◆ **EXERCISE REQUIREMENTS**
Pull out every line with the word "ฒนาการบร".

** START MATERIAL FOR THE TASK **

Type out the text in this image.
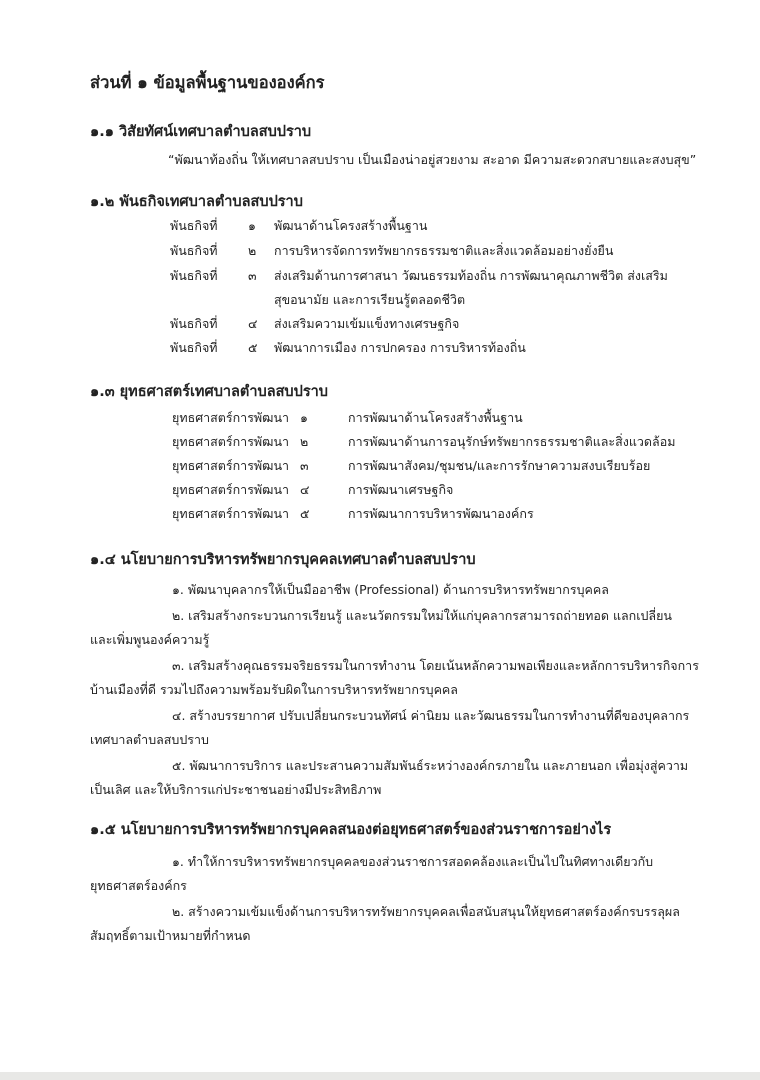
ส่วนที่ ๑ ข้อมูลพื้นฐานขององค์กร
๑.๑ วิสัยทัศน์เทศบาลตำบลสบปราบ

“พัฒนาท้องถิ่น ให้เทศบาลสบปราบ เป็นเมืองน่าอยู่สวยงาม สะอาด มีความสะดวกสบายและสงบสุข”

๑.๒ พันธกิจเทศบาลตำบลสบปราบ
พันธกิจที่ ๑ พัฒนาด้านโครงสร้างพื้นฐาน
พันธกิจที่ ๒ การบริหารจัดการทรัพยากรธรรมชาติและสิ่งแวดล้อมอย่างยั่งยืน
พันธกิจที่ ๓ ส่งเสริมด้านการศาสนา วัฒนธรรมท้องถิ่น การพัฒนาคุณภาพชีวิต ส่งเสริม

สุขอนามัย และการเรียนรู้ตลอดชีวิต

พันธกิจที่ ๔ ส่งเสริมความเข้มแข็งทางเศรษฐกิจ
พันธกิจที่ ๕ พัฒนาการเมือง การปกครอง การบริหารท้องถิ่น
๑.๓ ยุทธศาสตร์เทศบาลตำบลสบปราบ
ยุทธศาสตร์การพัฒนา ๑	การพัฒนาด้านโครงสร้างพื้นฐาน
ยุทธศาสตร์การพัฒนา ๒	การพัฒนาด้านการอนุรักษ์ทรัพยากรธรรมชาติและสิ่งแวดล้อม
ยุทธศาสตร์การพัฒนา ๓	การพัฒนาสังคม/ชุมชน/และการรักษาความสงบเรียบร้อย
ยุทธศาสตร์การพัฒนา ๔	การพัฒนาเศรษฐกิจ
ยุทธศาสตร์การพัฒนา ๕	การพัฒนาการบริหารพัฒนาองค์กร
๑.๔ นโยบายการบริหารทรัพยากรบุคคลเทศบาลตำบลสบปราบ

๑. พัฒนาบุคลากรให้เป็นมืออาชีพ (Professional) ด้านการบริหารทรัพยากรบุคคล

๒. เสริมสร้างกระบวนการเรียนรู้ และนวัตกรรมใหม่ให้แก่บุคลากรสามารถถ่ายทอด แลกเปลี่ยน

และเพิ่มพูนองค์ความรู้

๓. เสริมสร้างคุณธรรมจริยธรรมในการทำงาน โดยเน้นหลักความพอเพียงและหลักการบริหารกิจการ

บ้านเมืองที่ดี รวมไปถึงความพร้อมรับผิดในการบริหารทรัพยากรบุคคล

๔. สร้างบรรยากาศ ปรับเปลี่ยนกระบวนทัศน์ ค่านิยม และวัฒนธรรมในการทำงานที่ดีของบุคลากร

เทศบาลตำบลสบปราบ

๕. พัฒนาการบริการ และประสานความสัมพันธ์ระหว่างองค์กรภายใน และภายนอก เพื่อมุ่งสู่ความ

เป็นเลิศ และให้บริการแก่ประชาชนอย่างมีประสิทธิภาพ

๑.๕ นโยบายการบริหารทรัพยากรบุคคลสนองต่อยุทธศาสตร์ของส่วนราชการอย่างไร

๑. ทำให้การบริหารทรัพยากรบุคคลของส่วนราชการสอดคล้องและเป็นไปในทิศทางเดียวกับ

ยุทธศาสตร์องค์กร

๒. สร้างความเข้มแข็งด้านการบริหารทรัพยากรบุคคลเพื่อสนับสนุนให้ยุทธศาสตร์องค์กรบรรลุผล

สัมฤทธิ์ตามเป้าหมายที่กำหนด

** END MATERIAL FOR THE TASK **
** START MATERIAL FOR THE TASK **

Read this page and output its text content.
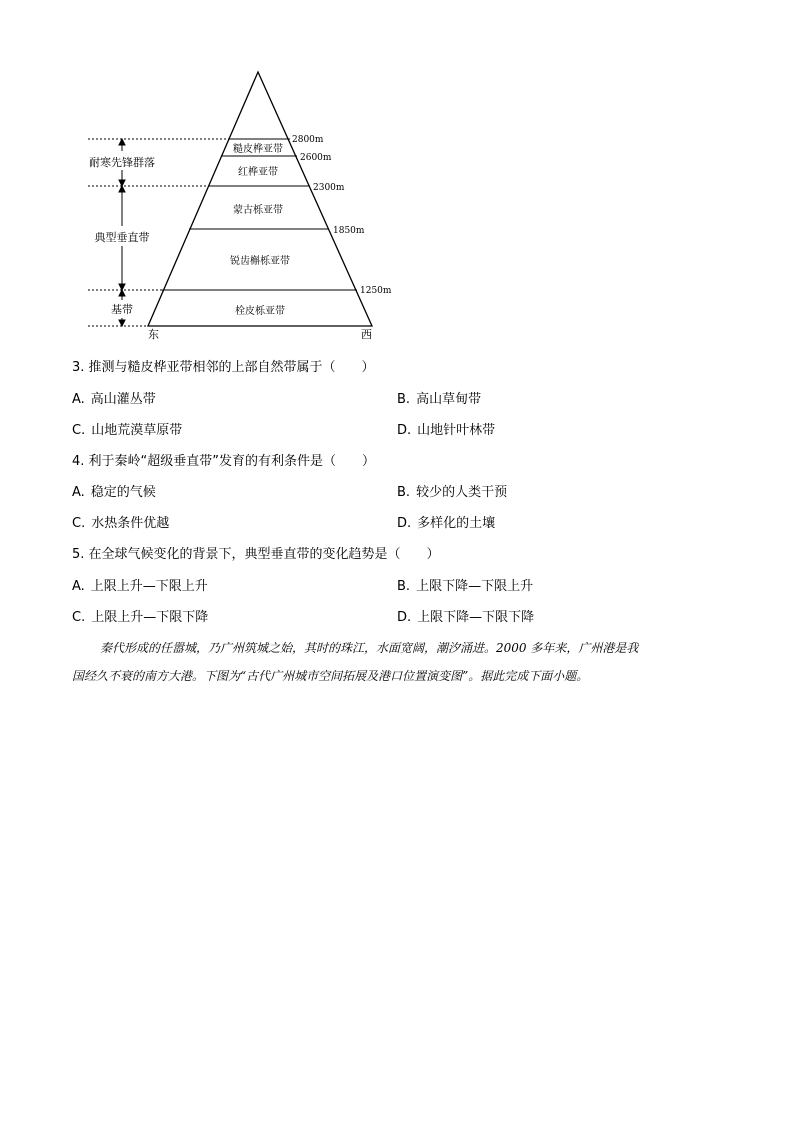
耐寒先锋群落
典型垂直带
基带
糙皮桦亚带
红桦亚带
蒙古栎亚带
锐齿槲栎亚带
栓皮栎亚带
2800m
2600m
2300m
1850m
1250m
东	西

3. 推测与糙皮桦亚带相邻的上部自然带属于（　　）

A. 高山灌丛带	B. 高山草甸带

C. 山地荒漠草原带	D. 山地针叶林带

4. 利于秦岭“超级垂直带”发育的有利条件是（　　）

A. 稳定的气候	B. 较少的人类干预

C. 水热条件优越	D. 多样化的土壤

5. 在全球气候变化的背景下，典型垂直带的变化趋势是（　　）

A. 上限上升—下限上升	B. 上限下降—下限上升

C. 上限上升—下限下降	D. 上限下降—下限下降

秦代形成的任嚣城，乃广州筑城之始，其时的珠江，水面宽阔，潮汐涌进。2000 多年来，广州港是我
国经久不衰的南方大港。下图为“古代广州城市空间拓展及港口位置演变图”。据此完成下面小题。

** END MATERIAL FOR THE TASK **

◆ **FULL RESPONSE**
ยุทธศาสตร์การพัฒนา ๕	การพัฒนาการบริหารพัฒนาองค์กร
๕. พัฒนาการบริการ และประสานความสัมพันธ์ระหว่างองค์กรภายใน และภายนอก เพื่อมุ่งสู่ความ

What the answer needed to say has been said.